課題 1:
休職中の社会保険料についての文章を読み、次の問いに答えてください。
(a) 被保険者と事業主は、健康保険料と厚生年金保険料の保険料額のうち、それぞれどれだけを負担しますか。
(b) 事業主が通貨で賃金を支払う場合、そこから控除できるのは社員が負担すべき何月分の保険料ですか。
(c) その控除は、労働基準法24条1項のどの原則の例外として認められていますか。
課題 2: 休職中の社会保険料について述べた文章を、最後の文の後から書き進めてください。

本文:
====================

休職中の社会保険料を請求する方法について、労働問題専門の弁護士が分かりやすく解説します。
休職期間中の社会保険料(労働者負担分)の負担
社会保険料の源泉控除
被保険者(労働者)と事業主(会社)は、社会保険料(健康保険料および厚生年金保険料)につき、それぞれ保険料額の2分の1を負担します(健康保険法161条1項、厚生年金保険法82条1項)。
事業主(会社)は、社会保険料につき、被保険者(労働者)負担分を含めて納付する義務を負っています(健康保険法161条2項および厚生年金保険法82条2項)。
また、事業主は、通貨で賃金を支払う場合には、そこから社員の負担すべき前月分の保険料を控除することを認められています(健康保険法167条1項、厚生年金保険法84条1項)。
上記控除は、労働基準法 24条1項の賃金の全額払い原則の例外の一つである「法令に別段の定めがある場合」として認められています。

====================

資料一覧:
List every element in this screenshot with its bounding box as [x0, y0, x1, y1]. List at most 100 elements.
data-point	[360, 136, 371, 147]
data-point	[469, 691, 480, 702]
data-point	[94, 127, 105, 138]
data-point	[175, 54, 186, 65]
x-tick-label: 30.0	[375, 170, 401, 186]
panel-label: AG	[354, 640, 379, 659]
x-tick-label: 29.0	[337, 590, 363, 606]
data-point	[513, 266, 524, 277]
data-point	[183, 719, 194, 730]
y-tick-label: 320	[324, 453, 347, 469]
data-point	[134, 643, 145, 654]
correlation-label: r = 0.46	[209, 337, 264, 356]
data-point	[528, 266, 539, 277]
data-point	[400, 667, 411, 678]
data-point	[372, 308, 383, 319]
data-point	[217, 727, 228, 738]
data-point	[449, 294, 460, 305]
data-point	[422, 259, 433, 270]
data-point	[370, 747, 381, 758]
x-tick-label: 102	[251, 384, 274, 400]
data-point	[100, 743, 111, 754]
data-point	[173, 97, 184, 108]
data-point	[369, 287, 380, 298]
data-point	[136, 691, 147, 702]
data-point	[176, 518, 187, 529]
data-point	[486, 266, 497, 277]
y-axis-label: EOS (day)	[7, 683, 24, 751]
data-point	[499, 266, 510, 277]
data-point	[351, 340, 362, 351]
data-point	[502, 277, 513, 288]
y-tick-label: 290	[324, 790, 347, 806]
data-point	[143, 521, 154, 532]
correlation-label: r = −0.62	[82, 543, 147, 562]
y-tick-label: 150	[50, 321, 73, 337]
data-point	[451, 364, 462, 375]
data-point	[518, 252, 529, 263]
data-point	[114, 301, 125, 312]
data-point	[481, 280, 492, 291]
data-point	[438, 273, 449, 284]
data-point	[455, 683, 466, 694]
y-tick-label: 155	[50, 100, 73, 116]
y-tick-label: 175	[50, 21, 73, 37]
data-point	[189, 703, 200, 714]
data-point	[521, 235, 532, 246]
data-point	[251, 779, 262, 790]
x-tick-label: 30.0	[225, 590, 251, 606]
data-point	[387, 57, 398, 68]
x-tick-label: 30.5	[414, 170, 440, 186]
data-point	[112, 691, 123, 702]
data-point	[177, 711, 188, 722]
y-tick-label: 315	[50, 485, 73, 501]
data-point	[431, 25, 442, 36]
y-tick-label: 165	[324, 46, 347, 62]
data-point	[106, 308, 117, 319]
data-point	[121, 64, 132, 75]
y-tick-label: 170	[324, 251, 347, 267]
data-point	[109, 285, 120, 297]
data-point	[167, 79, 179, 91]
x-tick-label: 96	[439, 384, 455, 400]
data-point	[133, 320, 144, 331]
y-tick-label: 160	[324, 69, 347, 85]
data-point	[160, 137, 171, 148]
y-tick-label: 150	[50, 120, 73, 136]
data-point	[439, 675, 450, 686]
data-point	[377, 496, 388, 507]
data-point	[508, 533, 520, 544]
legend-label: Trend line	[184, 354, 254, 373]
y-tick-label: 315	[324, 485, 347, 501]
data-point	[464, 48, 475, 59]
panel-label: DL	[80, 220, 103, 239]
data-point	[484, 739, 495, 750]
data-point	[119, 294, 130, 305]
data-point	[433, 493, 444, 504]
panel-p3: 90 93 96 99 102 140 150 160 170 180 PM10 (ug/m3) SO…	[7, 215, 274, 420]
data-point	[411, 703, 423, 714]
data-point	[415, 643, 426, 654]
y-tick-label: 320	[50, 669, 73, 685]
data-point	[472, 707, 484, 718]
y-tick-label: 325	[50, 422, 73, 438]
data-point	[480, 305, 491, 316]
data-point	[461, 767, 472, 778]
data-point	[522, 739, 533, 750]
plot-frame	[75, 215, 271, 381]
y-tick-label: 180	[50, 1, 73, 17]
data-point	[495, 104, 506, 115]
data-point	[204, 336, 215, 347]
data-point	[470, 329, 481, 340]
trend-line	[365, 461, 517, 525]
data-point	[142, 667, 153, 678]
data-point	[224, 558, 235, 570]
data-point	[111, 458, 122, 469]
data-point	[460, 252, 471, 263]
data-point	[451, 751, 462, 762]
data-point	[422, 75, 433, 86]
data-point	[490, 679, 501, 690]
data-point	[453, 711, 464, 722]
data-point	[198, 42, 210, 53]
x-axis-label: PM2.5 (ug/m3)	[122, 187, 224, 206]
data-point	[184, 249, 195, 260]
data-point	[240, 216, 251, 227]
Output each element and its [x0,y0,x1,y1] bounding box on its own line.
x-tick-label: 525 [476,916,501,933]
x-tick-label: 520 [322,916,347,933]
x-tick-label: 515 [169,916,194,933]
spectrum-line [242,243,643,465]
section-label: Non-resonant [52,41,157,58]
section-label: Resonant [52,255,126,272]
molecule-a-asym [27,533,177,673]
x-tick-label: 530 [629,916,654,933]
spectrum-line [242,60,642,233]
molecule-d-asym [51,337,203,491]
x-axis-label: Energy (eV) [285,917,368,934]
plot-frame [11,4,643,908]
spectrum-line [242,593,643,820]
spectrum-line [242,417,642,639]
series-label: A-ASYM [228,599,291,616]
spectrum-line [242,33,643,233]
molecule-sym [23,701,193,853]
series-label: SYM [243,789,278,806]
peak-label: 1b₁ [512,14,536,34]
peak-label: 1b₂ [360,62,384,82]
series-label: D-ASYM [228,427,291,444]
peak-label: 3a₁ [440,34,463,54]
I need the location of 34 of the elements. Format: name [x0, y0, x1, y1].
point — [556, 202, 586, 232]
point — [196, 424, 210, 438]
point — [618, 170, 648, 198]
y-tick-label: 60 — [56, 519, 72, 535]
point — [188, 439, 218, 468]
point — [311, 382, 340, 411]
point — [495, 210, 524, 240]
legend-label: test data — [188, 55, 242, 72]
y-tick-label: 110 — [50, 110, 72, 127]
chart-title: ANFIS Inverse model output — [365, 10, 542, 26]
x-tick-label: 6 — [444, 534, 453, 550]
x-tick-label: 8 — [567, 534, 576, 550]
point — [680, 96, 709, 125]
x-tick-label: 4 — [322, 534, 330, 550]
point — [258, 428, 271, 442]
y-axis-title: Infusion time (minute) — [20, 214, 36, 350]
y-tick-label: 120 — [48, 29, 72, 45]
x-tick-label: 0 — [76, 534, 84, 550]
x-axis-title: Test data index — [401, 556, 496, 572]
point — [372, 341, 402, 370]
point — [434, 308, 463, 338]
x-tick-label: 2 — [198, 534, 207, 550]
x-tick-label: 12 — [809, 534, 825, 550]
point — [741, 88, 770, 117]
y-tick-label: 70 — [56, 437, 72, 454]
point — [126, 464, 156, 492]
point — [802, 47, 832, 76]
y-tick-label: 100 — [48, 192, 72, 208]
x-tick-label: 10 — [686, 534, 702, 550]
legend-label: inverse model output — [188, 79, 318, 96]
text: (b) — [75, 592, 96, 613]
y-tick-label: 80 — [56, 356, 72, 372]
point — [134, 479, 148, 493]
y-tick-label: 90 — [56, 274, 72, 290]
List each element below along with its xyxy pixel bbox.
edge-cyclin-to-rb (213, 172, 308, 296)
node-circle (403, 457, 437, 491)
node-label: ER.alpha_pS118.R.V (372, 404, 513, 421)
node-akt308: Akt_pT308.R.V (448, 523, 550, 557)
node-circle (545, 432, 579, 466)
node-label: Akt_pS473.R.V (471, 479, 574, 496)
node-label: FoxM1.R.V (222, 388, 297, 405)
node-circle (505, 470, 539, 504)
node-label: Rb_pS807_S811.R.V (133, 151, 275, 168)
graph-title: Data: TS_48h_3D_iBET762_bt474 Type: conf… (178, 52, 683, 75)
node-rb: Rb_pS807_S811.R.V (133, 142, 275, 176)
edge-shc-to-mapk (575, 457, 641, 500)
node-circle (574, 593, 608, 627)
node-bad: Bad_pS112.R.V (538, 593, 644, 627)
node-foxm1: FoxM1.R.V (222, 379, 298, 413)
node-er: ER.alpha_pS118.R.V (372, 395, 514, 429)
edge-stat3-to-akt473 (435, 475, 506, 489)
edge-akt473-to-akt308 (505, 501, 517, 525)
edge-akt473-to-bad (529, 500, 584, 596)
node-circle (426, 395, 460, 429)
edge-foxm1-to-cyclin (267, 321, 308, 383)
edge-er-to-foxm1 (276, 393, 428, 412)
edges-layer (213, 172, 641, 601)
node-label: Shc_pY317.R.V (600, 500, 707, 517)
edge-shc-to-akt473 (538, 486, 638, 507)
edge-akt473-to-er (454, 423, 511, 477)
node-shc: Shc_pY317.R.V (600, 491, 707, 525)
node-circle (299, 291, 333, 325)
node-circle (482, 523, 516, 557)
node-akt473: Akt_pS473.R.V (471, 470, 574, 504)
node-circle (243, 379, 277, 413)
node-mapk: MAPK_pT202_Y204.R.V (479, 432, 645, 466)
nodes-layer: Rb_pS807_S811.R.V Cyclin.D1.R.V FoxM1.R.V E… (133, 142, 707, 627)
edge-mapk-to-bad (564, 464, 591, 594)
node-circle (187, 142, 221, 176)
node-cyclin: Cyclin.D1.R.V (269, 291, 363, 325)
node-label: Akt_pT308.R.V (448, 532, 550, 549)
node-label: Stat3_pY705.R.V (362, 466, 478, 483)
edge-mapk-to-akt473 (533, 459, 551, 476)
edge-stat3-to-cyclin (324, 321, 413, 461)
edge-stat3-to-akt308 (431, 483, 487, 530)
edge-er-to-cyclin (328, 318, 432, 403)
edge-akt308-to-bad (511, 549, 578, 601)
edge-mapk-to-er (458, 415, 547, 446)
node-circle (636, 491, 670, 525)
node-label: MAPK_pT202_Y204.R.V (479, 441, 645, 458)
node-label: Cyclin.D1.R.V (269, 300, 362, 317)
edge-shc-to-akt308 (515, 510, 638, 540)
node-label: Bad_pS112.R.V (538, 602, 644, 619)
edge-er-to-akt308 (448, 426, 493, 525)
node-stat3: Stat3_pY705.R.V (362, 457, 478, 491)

====================

回答 1:
(a) それぞれ保険料額の2分の1を負担します。
(b) 前月分の保険料です。
(c) 賃金の全額払い原則の例外です。

回答 2:
ただし、社会保険料を賃金から控除できるのは、前月分の保険料に限られます(健康保険法167条1項、厚生年金保険法84条1項 昭2.2.5 保発112)。
社会保険料の労働者負担分の立替及び求償
社会保険料の労働者負担額について事業主が立替納付を行った場合、個人負担分については、当該労働者に対して求償できます。
法律構成としては、民法上の不当利得(民法703条)が根拠となります。
例えば、渡辺工業(住友重機横須賀工場)事件( 横浜地裁平19.12.20判決労判966号21ページ)においては、「原告ら本人負担分の社会保険料は、あくまでも被保険者である原告らが負担すべきものであるから、これを立て替えて納付した被告渡辺工業は、原告らに対し、上記立替額を求償することができる」と判示されています。
なお、本事件では、「被保険者本人の負担すべき保険料についても事業主に納付義務を課している法律の規定(健康保険法161条l項、167条1項、厚生年金保険法82条2項、84条1項)により、被告渡辺工業自身が負う納付義務に基づいて原告ら負担分の保険料を納付した」ものであること等に鑑み、「求償債務は、期限の定めのない債務として成立し、履行の請求を受けたときから遅滞に陥るものというべき」ともされています。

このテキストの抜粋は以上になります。